# [Description of the task]
Your task is to repeat the listing exactly.

# [Material for the task]
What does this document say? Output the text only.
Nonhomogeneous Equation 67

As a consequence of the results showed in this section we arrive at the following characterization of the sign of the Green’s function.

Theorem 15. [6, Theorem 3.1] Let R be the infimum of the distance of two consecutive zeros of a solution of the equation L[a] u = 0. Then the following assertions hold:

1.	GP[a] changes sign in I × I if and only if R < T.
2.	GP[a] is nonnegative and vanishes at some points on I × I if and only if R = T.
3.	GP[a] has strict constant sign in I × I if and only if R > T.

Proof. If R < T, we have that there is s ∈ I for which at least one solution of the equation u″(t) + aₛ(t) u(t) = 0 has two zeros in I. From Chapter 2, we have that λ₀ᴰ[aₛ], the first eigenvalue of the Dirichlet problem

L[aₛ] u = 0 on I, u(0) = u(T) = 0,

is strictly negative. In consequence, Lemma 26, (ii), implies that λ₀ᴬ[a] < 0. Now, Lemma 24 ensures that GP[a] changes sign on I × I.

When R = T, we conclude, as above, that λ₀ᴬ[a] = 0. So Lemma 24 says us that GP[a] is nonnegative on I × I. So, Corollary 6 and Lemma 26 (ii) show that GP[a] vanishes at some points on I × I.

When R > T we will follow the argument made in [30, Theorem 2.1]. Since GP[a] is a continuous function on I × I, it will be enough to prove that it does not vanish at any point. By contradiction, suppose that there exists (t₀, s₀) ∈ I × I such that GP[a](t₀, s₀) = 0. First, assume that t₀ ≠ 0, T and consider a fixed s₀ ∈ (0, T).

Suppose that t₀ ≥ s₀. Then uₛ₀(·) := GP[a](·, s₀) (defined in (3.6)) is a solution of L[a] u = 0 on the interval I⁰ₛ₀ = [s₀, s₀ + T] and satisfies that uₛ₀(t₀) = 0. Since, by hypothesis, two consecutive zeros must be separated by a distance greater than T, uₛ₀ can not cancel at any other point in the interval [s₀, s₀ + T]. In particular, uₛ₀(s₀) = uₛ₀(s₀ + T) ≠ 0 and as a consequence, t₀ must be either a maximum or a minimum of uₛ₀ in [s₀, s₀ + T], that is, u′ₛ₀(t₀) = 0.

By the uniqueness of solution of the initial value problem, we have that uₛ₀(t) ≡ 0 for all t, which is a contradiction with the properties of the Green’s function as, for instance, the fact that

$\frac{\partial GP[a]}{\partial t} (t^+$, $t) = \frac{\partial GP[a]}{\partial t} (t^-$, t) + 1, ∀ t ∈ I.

# [Final result]
What does this document say? Output the text only.
Nonhomogeneous Equation 67

As a consequence of the results showed in this section we arrive at the following characterization of the sign of the Green’s function.

Theorem 15. [6, Theorem 3.1] Let R be the infimum of the distance of two consecutive zeros of a solution of the equation L[a] u = 0. Then the following assertions hold:

1.	GP[a] changes sign in I × I if and only if R < T.
2.	GP[a] is nonnegative and vanishes at some points on I × I if and only if R = T.
3.	GP[a] has strict constant sign in I × I if and only if R > T.

Proof. If R < T, we have that there is s ∈ I for which at least one solution of the equation u″(t) + aₛ(t) u(t) = 0 has two zeros in I. From Chapter 2, we have that λ₀ᴰ[aₛ], the first eigenvalue of the Dirichlet problem

L[aₛ] u = 0 on I, u(0) = u(T) = 0,

is strictly negative. In consequence, Lemma 26, (ii), implies that λ₀ᴬ[a] < 0. Now, Lemma 24 ensures that GP[a] changes sign on I × I.

When R = T, we conclude, as above, that λ₀ᴬ[a] = 0. So Lemma 24 says us that GP[a] is nonnegative on I × I. So, Corollary 6 and Lemma 26 (ii) show that GP[a] vanishes at some points on I × I.

When R > T we will follow the argument made in [30, Theorem 2.1]. Since GP[a] is a continuous function on I × I, it will be enough to prove that it does not vanish at any point. By contradiction, suppose that there exists (t₀, s₀) ∈ I × I such that GP[a](t₀, s₀) = 0. First, assume that t₀ ≠ 0, T and consider a fixed s₀ ∈ (0, T).

Suppose that t₀ ≥ s₀. Then uₛ₀(·) := GP[a](·, s₀) (defined in (3.6)) is a solution of L[a] u = 0 on the interval I⁰ₛ₀ = [s₀, s₀ + T] and satisfies that uₛ₀(t₀) = 0. Since, by hypothesis, two consecutive zeros must be separated by a distance greater than T, uₛ₀ can not cancel at any other point in the interval [s₀, s₀ + T]. In particular, uₛ₀(s₀) = uₛ₀(s₀ + T) ≠ 0 and as a consequence, t₀ must be either a maximum or a minimum of uₛ₀ in [s₀, s₀ + T], that is, u′ₛ₀(t₀) = 0.

By the uniqueness of solution of the initial value problem, we have that uₛ₀(t) ≡ 0 for all t, which is a contradiction with the properties of the Green’s function as, for instance, the fact that

$\frac{\partial GP[a]}{\partial t} (t^+$, $t) = \frac{\partial GP[a]}{\partial t} (t^-$, t) + 1, ∀ t ∈ I.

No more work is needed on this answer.